*Instructions for the task*
Reproduce each line exactly. Skip none.

*Raw records*
= = = = =

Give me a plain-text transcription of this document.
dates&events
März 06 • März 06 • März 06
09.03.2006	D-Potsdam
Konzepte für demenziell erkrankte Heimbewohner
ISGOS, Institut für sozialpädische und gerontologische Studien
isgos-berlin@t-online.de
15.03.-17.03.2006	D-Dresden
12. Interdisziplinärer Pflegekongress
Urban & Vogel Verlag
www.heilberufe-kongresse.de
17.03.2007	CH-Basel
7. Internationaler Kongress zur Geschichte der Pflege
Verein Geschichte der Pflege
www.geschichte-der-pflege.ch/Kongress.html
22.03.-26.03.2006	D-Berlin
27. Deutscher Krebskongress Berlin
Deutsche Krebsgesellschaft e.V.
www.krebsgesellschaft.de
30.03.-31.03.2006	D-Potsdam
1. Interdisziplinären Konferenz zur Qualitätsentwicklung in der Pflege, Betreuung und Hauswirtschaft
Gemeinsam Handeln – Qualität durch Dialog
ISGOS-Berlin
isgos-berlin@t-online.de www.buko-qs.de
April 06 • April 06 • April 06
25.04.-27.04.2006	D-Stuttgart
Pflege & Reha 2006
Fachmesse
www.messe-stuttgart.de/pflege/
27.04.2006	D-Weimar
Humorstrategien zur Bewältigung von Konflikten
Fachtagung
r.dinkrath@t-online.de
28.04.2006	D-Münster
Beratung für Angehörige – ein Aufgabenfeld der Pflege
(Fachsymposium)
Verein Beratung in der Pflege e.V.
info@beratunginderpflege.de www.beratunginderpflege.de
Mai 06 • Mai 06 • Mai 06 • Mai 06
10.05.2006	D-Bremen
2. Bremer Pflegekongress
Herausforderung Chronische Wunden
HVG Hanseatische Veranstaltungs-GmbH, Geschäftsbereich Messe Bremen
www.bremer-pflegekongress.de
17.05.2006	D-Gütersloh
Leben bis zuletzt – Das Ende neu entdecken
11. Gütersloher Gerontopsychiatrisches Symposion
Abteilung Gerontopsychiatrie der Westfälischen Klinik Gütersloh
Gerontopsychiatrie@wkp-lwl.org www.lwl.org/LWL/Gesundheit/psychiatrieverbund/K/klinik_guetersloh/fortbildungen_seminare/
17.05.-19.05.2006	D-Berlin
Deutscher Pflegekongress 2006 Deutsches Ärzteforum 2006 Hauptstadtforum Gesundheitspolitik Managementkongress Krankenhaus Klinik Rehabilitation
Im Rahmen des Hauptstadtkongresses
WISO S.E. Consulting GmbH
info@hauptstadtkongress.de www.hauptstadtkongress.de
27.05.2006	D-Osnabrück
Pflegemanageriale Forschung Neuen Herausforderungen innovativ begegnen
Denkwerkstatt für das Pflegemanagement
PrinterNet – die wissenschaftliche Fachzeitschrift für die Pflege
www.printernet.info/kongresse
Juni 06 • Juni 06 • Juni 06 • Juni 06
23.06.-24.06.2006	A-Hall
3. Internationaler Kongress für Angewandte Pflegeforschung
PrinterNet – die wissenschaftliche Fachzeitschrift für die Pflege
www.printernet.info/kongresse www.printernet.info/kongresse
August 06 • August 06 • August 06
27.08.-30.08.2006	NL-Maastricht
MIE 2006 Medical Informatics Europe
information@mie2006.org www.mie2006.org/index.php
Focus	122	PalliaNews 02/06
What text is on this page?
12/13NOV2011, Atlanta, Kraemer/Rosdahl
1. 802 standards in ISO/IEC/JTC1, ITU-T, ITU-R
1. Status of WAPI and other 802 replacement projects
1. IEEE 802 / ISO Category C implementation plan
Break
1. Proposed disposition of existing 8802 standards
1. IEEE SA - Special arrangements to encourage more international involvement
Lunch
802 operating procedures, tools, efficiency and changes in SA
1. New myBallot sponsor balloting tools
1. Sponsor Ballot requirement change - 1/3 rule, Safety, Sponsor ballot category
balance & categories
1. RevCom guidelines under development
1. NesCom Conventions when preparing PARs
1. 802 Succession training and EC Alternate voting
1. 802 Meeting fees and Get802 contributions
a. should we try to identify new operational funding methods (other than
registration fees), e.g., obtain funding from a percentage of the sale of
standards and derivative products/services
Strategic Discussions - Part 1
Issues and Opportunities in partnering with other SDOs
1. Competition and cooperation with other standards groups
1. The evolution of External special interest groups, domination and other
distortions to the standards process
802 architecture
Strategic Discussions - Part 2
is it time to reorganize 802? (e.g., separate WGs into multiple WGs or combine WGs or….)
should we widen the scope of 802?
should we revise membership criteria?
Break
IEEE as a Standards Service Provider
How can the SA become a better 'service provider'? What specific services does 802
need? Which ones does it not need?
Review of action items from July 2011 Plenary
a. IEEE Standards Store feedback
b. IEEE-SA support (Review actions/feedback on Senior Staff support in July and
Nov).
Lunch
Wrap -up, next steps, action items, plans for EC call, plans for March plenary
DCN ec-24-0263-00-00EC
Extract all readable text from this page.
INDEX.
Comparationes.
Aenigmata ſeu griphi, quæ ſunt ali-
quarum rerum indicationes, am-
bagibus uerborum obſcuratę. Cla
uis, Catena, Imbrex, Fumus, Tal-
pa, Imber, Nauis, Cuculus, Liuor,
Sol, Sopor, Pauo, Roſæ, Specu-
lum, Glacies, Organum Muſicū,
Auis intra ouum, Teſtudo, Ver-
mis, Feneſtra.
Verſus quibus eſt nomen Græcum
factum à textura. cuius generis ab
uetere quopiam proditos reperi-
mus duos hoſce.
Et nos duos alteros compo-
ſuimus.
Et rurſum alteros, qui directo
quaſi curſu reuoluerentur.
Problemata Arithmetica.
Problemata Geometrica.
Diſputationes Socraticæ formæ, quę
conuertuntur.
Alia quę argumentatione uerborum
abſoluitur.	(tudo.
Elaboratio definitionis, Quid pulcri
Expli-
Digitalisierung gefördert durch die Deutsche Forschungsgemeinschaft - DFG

= = = = =

*Reply to the task*
Give me a plain-text transcription of this document.
dates&events
März 06 • März 06 • März 06
09.03.2006	D-Potsdam
Konzepte für demenziell erkrankte Heimbewohner
ISGOS, Institut für sozialpädische und gerontologische Studien
isgos-berlin@t-online.de
15.03.-17.03.2006	D-Dresden
12. Interdisziplinärer Pflegekongress
Urban & Vogel Verlag
www.heilberufe-kongresse.de
17.03.2007	CH-Basel
7. Internationaler Kongress zur Geschichte der Pflege
Verein Geschichte der Pflege
www.geschichte-der-pflege.ch/Kongress.html
22.03.-26.03.2006	D-Berlin
27. Deutscher Krebskongress Berlin
Deutsche Krebsgesellschaft e.V.
www.krebsgesellschaft.de
30.03.-31.03.2006	D-Potsdam
1. Interdisziplinären Konferenz zur Qualitätsentwicklung in der Pflege, Betreuung und Hauswirtschaft
Gemeinsam Handeln – Qualität durch Dialog
ISGOS-Berlin
isgos-berlin@t-online.de www.buko-qs.de
April 06 • April 06 • April 06
25.04.-27.04.2006	D-Stuttgart
Pflege & Reha 2006
Fachmesse
www.messe-stuttgart.de/pflege/
27.04.2006	D-Weimar
Humorstrategien zur Bewältigung von Konflikten
Fachtagung
r.dinkrath@t-online.de
28.04.2006	D-Münster
Beratung für Angehörige – ein Aufgabenfeld der Pflege
(Fachsymposium)
Verein Beratung in der Pflege e.V.
info@beratunginderpflege.de www.beratunginderpflege.de
Mai 06 • Mai 06 • Mai 06 • Mai 06
10.05.2006	D-Bremen
2. Bremer Pflegekongress
Herausforderung Chronische Wunden
HVG Hanseatische Veranstaltungs-GmbH, Geschäftsbereich Messe Bremen
www.bremer-pflegekongress.de
17.05.2006	D-Gütersloh
Leben bis zuletzt – Das Ende neu entdecken
11. Gütersloher Gerontopsychiatrisches Symposion
Abteilung Gerontopsychiatrie der Westfälischen Klinik Gütersloh
Gerontopsychiatrie@wkp-lwl.org www.lwl.org/LWL/Gesundheit/psychiatrieverbund/K/klinik_guetersloh/fortbildungen_seminare/
17.05.-19.05.2006	D-Berlin
Deutscher Pflegekongress 2006 Deutsches Ärzteforum 2006 Hauptstadtforum Gesundheitspolitik Managementkongress Krankenhaus Klinik Rehabilitation
Im Rahmen des Hauptstadtkongresses
WISO S.E. Consulting GmbH
info@hauptstadtkongress.de www.hauptstadtkongress.de
27.05.2006	D-Osnabrück
Pflegemanageriale Forschung Neuen Herausforderungen innovativ begegnen
Denkwerkstatt für das Pflegemanagement
PrinterNet – die wissenschaftliche Fachzeitschrift für die Pflege
www.printernet.info/kongresse
Juni 06 • Juni 06 • Juni 06 • Juni 06
23.06.-24.06.2006	A-Hall
3. Internationaler Kongress für Angewandte Pflegeforschung
PrinterNet – die wissenschaftliche Fachzeitschrift für die Pflege
www.printernet.info/kongresse www.printernet.info/kongresse
August 06 • August 06 • August 06
27.08.-30.08.2006	NL-Maastricht
MIE 2006 Medical Informatics Europe
information@mie2006.org www.mie2006.org/index.php
Focus	122	PalliaNews 02/06
What text is on this page?
12/13NOV2011, Atlanta, Kraemer/Rosdahl
1. 802 standards in ISO/IEC/JTC1, ITU-T, ITU-R
1. Status of WAPI and other 802 replacement projects
1. IEEE 802 / ISO Category C implementation plan
Break
1. Proposed disposition of existing 8802 standards
1. IEEE SA - Special arrangements to encourage more international involvement
Lunch
802 operating procedures, tools, efficiency and changes in SA
1. New myBallot sponsor balloting tools
1. Sponsor Ballot requirement change - 1/3 rule, Safety, Sponsor ballot category
balance & categories
1. RevCom guidelines under development
1. NesCom Conventions when preparing PARs
1. 802 Succession training and EC Alternate voting
1. 802 Meeting fees and Get802 contributions
a. should we try to identify new operational funding methods (other than
registration fees), e.g., obtain funding from a percentage of the sale of
standards and derivative products/services
Strategic Discussions - Part 1
Issues and Opportunities in partnering with other SDOs
1. Competition and cooperation with other standards groups
1. The evolution of External special interest groups, domination and other
distortions to the standards process
802 architecture
Strategic Discussions - Part 2
is it time to reorganize 802? (e.g., separate WGs into multiple WGs or combine WGs or….)
should we widen the scope of 802?
should we revise membership criteria?
Break
IEEE as a Standards Service Provider
How can the SA become a better 'service provider'? What specific services does 802
need? Which ones does it not need?
Review of action items from July 2011 Plenary
a. IEEE Standards Store feedback
b. IEEE-SA support (Review actions/feedback on Senior Staff support in July and
Nov).
Lunch
Wrap -up, next steps, action items, plans for EC call, plans for March plenary
DCN ec-24-0263-00-00EC
Extract all readable text from this page.
INDEX.
Comparationes.
Aenigmata ſeu griphi, quæ ſunt ali-
quarum rerum indicationes, am-
bagibus uerborum obſcuratę. Cla
uis, Catena, Imbrex, Fumus, Tal-
pa, Imber, Nauis, Cuculus, Liuor,
Sol, Sopor, Pauo, Roſæ, Specu-
lum, Glacies, Organum Muſicū,
Auis intra ouum, Teſtudo, Ver-
mis, Feneſtra.
Verſus quibus eſt nomen Græcum
factum à textura. cuius generis ab
uetere quopiam proditos reperi-
mus duos hoſce.
Et nos duos alteros compo-
ſuimus.
Et rurſum alteros, qui directo
quaſi curſu reuoluerentur.
Problemata Arithmetica.
Problemata Geometrica.
Diſputationes Socraticæ formæ, quę
conuertuntur.
Alia quę argumentatione uerborum
abſoluitur.	(tudo.
Elaboratio definitionis, Quid pulcri
Expli-
Digitalisierung gefördert durch die Deutsche Forschungsgemeinschaft - DFG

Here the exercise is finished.